All of the entries must be reproduced exactly, with no images carried over.

■ DATA ENTRIES
------------------------------

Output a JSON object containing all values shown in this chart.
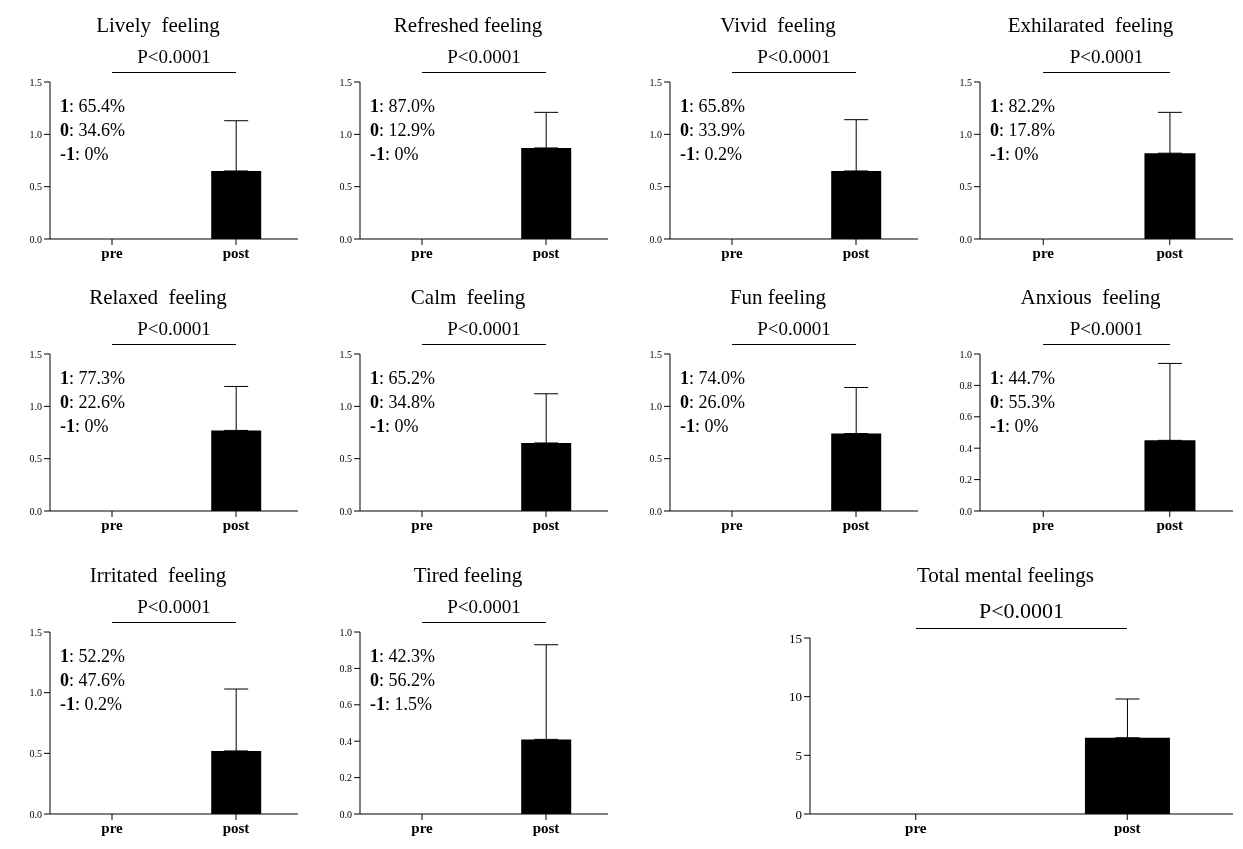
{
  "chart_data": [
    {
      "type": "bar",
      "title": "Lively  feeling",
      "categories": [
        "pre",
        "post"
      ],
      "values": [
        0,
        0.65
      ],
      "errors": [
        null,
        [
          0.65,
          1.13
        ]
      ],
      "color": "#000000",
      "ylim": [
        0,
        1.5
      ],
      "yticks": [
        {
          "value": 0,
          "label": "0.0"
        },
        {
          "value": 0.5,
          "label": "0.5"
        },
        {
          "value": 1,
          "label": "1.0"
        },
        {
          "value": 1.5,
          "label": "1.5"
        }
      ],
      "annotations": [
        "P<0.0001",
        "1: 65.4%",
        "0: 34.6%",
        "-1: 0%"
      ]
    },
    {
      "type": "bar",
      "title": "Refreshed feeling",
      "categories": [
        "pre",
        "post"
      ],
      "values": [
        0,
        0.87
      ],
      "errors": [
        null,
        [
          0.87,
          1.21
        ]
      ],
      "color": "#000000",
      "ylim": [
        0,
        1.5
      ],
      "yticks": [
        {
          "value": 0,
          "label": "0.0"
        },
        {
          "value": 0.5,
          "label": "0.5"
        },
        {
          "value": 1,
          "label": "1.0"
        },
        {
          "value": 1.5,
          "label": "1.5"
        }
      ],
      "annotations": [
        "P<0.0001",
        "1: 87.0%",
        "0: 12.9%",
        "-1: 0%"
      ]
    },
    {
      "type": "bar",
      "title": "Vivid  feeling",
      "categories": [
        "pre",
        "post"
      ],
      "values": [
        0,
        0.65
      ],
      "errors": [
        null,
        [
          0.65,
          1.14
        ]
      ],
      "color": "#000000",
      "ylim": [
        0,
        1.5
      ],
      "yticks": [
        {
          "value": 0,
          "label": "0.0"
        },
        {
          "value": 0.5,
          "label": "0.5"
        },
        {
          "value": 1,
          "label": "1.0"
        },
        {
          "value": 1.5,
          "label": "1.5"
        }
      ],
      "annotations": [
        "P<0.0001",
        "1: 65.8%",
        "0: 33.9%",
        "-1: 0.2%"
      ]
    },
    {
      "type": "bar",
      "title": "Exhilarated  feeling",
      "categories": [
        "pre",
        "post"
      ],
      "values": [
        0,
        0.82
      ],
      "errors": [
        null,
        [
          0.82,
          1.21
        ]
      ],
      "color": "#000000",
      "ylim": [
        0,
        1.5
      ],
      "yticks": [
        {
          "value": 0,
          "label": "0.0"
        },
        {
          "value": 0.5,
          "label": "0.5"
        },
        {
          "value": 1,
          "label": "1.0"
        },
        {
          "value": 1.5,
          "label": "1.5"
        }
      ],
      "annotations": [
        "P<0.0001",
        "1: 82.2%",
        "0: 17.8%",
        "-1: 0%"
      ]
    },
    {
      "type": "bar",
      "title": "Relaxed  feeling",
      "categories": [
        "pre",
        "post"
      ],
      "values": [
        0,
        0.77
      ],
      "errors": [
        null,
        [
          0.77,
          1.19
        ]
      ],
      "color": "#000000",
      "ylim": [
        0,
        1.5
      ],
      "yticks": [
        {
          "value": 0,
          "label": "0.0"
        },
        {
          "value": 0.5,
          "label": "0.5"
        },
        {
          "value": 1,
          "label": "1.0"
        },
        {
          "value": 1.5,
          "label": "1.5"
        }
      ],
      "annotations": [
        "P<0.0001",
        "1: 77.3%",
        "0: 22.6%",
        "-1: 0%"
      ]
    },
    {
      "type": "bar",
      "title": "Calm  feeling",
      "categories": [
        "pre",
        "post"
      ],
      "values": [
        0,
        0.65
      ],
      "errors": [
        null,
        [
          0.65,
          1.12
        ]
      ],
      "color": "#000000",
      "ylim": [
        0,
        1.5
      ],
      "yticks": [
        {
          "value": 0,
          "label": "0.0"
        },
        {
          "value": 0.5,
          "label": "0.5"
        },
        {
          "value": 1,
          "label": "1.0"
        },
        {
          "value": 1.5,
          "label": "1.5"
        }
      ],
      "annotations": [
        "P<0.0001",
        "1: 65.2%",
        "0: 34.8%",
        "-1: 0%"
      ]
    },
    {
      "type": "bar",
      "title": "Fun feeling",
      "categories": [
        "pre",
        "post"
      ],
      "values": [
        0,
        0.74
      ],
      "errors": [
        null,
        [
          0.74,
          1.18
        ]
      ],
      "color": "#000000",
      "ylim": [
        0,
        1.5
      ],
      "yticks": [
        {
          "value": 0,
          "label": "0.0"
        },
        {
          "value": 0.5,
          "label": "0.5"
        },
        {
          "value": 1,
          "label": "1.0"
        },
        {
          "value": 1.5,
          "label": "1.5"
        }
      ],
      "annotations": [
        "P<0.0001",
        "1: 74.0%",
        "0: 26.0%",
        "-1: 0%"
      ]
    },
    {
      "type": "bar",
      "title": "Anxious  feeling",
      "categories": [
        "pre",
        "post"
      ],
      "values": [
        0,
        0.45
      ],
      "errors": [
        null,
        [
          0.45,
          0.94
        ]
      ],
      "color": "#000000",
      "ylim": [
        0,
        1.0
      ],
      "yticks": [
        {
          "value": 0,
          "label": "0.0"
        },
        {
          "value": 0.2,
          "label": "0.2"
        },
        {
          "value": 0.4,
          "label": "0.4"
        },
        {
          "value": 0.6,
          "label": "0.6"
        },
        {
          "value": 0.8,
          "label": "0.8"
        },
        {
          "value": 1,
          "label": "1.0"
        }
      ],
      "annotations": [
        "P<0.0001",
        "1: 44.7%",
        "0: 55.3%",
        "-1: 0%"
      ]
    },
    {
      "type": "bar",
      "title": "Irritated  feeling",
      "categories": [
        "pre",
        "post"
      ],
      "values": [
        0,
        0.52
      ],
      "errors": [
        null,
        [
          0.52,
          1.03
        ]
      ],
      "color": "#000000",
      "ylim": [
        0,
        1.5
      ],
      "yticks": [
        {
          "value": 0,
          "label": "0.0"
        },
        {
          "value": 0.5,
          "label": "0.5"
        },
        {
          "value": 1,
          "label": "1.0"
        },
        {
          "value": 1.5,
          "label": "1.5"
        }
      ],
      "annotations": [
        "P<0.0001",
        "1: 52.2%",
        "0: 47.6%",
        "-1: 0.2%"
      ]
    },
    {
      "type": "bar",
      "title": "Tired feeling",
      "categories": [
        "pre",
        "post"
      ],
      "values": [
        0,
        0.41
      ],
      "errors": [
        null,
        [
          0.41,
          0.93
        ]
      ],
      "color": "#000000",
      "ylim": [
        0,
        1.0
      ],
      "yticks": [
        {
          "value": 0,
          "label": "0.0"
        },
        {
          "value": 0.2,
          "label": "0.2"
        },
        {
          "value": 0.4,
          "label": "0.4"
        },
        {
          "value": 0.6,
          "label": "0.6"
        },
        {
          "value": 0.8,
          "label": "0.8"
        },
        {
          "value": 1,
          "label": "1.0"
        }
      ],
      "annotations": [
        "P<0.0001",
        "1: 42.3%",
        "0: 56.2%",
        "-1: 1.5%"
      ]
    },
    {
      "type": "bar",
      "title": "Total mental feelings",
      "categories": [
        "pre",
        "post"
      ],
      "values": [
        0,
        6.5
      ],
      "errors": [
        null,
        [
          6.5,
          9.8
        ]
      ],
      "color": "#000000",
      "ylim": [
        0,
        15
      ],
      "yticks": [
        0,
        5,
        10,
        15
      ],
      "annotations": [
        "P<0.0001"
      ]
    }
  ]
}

------------------------------

■ EXERCISE RESULT
Output a JSON object containing all values shown in this chart.
{
  "chart_data": [
    {
      "type": "bar",
      "title": "Lively  feeling",
      "categories": [
        "pre",
        "post"
      ],
      "values": [
        0,
        0.65
      ],
      "errors": [
        null,
        [
          0.65,
          1.13
        ]
      ],
      "color": "#000000",
      "ylim": [
        0,
        1.5
      ],
      "yticks": [
        {
          "value": 0,
          "label": "0.0"
        },
        {
          "value": 0.5,
          "label": "0.5"
        },
        {
          "value": 1,
          "label": "1.0"
        },
        {
          "value": 1.5,
          "label": "1.5"
        }
      ],
      "annotations": [
        "P<0.0001",
        "1: 65.4%",
        "0: 34.6%",
        "-1: 0%"
      ]
    },
    {
      "type": "bar",
      "title": "Refreshed feeling",
      "categories": [
        "pre",
        "post"
      ],
      "values": [
        0,
        0.87
      ],
      "errors": [
        null,
        [
          0.87,
          1.21
        ]
      ],
      "color": "#000000",
      "ylim": [
        0,
        1.5
      ],
      "yticks": [
        {
          "value": 0,
          "label": "0.0"
        },
        {
          "value": 0.5,
          "label": "0.5"
        },
        {
          "value": 1,
          "label": "1.0"
        },
        {
          "value": 1.5,
          "label": "1.5"
        }
      ],
      "annotations": [
        "P<0.0001",
        "1: 87.0%",
        "0: 12.9%",
        "-1: 0%"
      ]
    },
    {
      "type": "bar",
      "title": "Vivid  feeling",
      "categories": [
        "pre",
        "post"
      ],
      "values": [
        0,
        0.65
      ],
      "errors": [
        null,
        [
          0.65,
          1.14
        ]
      ],
      "color": "#000000",
      "ylim": [
        0,
        1.5
      ],
      "yticks": [
        {
          "value": 0,
          "label": "0.0"
        },
        {
          "value": 0.5,
          "label": "0.5"
        },
        {
          "value": 1,
          "label": "1.0"
        },
        {
          "value": 1.5,
          "label": "1.5"
        }
      ],
      "annotations": [
        "P<0.0001",
        "1: 65.8%",
        "0: 33.9%",
        "-1: 0.2%"
      ]
    },
    {
      "type": "bar",
      "title": "Exhilarated  feeling",
      "categories": [
        "pre",
        "post"
      ],
      "values": [
        0,
        0.82
      ],
      "errors": [
        null,
        [
          0.82,
          1.21
        ]
      ],
      "color": "#000000",
      "ylim": [
        0,
        1.5
      ],
      "yticks": [
        {
          "value": 0,
          "label": "0.0"
        },
        {
          "value": 0.5,
          "label": "0.5"
        },
        {
          "value": 1,
          "label": "1.0"
        },
        {
          "value": 1.5,
          "label": "1.5"
        }
      ],
      "annotations": [
        "P<0.0001",
        "1: 82.2%",
        "0: 17.8%",
        "-1: 0%"
      ]
    },
    {
      "type": "bar",
      "title": "Relaxed  feeling",
      "categories": [
        "pre",
        "post"
      ],
      "values": [
        0,
        0.77
      ],
      "errors": [
        null,
        [
          0.77,
          1.19
        ]
      ],
      "color": "#000000",
      "ylim": [
        0,
        1.5
      ],
      "yticks": [
        {
          "value": 0,
          "label": "0.0"
        },
        {
          "value": 0.5,
          "label": "0.5"
        },
        {
          "value": 1,
          "label": "1.0"
        },
        {
          "value": 1.5,
          "label": "1.5"
        }
      ],
      "annotations": [
        "P<0.0001",
        "1: 77.3%",
        "0: 22.6%",
        "-1: 0%"
      ]
    },
    {
      "type": "bar",
      "title": "Calm  feeling",
      "categories": [
        "pre",
        "post"
      ],
      "values": [
        0,
        0.65
      ],
      "errors": [
        null,
        [
          0.65,
          1.12
        ]
      ],
      "color": "#000000",
      "ylim": [
        0,
        1.5
      ],
      "yticks": [
        {
          "value": 0,
          "label": "0.0"
        },
        {
          "value": 0.5,
          "label": "0.5"
        },
        {
          "value": 1,
          "label": "1.0"
        },
        {
          "value": 1.5,
          "label": "1.5"
        }
      ],
      "annotations": [
        "P<0.0001",
        "1: 65.2%",
        "0: 34.8%",
        "-1: 0%"
      ]
    },
    {
      "type": "bar",
      "title": "Fun feeling",
      "categories": [
        "pre",
        "post"
      ],
      "values": [
        0,
        0.74
      ],
      "errors": [
        null,
        [
          0.74,
          1.18
        ]
      ],
      "color": "#000000",
      "ylim": [
        0,
        1.5
      ],
      "yticks": [
        {
          "value": 0,
          "label": "0.0"
        },
        {
          "value": 0.5,
          "label": "0.5"
        },
        {
          "value": 1,
          "label": "1.0"
        },
        {
          "value": 1.5,
          "label": "1.5"
        }
      ],
      "annotations": [
        "P<0.0001",
        "1: 74.0%",
        "0: 26.0%",
        "-1: 0%"
      ]
    },
    {
      "type": "bar",
      "title": "Anxious  feeling",
      "categories": [
        "pre",
        "post"
      ],
      "values": [
        0,
        0.45
      ],
      "errors": [
        null,
        [
          0.45,
          0.94
        ]
      ],
      "color": "#000000",
      "ylim": [
        0,
        1.0
      ],
      "yticks": [
        {
          "value": 0,
          "label": "0.0"
        },
        {
          "value": 0.2,
          "label": "0.2"
        },
        {
          "value": 0.4,
          "label": "0.4"
        },
        {
          "value": 0.6,
          "label": "0.6"
        },
        {
          "value": 0.8,
          "label": "0.8"
        },
        {
          "value": 1,
          "label": "1.0"
        }
      ],
      "annotations": [
        "P<0.0001",
        "1: 44.7%",
        "0: 55.3%",
        "-1: 0%"
      ]
    },
    {
      "type": "bar",
      "title": "Irritated  feeling",
      "categories": [
        "pre",
        "post"
      ],
      "values": [
        0,
        0.52
      ],
      "errors": [
        null,
        [
          0.52,
          1.03
        ]
      ],
      "color": "#000000",
      "ylim": [
        0,
        1.5
      ],
      "yticks": [
        {
          "value": 0,
          "label": "0.0"
        },
        {
          "value": 0.5,
          "label": "0.5"
        },
        {
          "value": 1,
          "label": "1.0"
        },
        {
          "value": 1.5,
          "label": "1.5"
        }
      ],
      "annotations": [
        "P<0.0001",
        "1: 52.2%",
        "0: 47.6%",
        "-1: 0.2%"
      ]
    },
    {
      "type": "bar",
      "title": "Tired feeling",
      "categories": [
        "pre",
        "post"
      ],
      "values": [
        0,
        0.41
      ],
      "errors": [
        null,
        [
          0.41,
          0.93
        ]
      ],
      "color": "#000000",
      "ylim": [
        0,
        1.0
      ],
      "yticks": [
        {
          "value": 0,
          "label": "0.0"
        },
        {
          "value": 0.2,
          "label": "0.2"
        },
        {
          "value": 0.4,
          "label": "0.4"
        },
        {
          "value": 0.6,
          "label": "0.6"
        },
        {
          "value": 0.8,
          "label": "0.8"
        },
        {
          "value": 1,
          "label": "1.0"
        }
      ],
      "annotations": [
        "P<0.0001",
        "1: 42.3%",
        "0: 56.2%",
        "-1: 1.5%"
      ]
    },
    {
      "type": "bar",
      "title": "Total mental feelings",
      "categories": [
        "pre",
        "post"
      ],
      "values": [
        0,
        6.5
      ],
      "errors": [
        null,
        [
          6.5,
          9.8
        ]
      ],
      "color": "#000000",
      "ylim": [
        0,
        15
      ],
      "yticks": [
        0,
        5,
        10,
        15
      ],
      "annotations": [
        "P<0.0001"
      ]
    }
  ]
}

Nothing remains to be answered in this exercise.